▶ [TO BE DONE]:
Copy out each line containing "object" from the entries below.

Stored data:

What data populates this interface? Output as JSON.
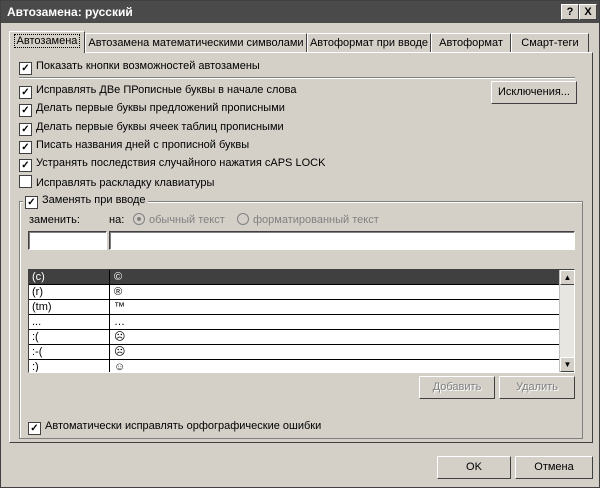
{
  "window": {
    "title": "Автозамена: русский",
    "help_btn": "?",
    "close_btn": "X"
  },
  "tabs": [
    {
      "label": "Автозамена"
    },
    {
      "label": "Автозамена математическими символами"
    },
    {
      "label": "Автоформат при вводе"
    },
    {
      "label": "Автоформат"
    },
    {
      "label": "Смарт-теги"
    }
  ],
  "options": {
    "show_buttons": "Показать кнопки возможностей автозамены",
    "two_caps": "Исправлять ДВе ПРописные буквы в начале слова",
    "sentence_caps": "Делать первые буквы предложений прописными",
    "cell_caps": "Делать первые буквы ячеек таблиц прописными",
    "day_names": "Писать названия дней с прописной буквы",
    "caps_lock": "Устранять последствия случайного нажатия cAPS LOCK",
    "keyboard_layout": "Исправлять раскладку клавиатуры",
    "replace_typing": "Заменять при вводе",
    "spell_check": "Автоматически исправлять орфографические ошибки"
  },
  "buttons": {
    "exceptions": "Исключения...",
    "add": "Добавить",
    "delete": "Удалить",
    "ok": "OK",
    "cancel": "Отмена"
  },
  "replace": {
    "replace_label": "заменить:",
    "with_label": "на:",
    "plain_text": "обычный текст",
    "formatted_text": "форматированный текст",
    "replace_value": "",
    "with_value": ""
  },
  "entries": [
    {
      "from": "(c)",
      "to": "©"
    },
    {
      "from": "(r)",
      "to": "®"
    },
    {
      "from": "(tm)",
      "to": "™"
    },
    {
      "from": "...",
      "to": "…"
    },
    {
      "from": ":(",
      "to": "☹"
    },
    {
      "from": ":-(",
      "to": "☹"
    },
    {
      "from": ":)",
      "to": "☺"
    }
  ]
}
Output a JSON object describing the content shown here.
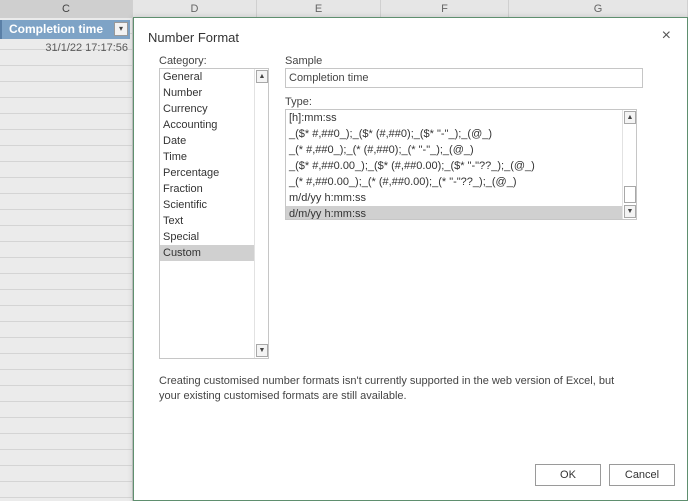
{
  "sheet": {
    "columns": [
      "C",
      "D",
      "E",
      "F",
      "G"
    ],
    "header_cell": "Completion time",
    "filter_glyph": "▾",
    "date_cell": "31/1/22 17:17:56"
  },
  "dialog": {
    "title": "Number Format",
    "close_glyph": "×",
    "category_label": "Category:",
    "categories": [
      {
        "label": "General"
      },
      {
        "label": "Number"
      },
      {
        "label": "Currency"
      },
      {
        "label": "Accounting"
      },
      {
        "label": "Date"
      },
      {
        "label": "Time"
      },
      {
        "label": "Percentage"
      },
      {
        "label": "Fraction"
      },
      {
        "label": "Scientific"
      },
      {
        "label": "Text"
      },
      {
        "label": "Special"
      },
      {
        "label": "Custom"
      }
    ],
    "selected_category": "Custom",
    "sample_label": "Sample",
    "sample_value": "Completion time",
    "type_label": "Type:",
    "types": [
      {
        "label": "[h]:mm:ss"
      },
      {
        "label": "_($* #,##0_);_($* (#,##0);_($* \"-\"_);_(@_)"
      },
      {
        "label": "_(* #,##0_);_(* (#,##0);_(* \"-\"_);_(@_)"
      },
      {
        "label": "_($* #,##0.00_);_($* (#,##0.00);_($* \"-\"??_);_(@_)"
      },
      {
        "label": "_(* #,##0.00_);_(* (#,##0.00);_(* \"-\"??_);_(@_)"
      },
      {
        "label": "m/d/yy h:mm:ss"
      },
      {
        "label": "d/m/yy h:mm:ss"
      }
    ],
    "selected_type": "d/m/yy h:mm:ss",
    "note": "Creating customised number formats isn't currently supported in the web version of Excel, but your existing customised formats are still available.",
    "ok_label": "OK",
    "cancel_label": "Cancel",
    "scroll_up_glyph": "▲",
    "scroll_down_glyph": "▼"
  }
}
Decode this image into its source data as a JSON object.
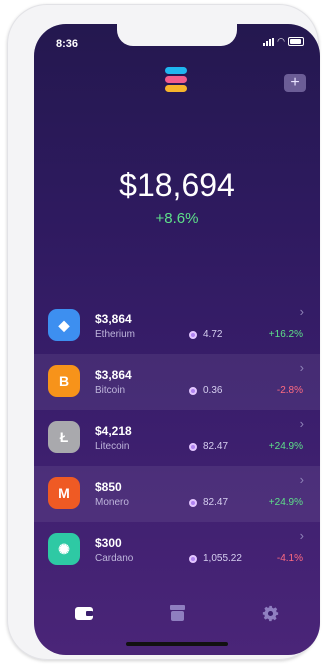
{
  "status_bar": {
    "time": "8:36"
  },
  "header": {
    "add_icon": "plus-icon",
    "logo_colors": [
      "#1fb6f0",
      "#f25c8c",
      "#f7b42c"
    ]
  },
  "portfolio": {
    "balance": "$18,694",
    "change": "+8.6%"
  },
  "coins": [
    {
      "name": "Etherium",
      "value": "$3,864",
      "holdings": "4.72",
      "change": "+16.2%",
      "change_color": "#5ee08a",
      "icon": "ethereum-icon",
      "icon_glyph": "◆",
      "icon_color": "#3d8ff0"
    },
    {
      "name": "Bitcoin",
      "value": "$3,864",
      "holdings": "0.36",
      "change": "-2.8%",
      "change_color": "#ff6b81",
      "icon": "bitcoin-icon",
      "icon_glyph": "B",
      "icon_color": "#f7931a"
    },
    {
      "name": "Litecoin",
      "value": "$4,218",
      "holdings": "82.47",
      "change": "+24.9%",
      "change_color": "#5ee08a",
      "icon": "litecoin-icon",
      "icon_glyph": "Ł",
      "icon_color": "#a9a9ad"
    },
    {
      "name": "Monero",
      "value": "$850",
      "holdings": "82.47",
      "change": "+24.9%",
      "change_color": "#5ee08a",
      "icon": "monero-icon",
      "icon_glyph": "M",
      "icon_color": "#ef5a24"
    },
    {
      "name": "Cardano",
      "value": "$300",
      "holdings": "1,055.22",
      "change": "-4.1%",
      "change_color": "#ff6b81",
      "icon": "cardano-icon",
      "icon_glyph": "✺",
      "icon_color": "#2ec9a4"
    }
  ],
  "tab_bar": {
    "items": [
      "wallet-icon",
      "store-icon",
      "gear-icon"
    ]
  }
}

▶ [REPLY]:
Output a JSON object describing the content shown here.
Decode this image into its source data as a JSON object.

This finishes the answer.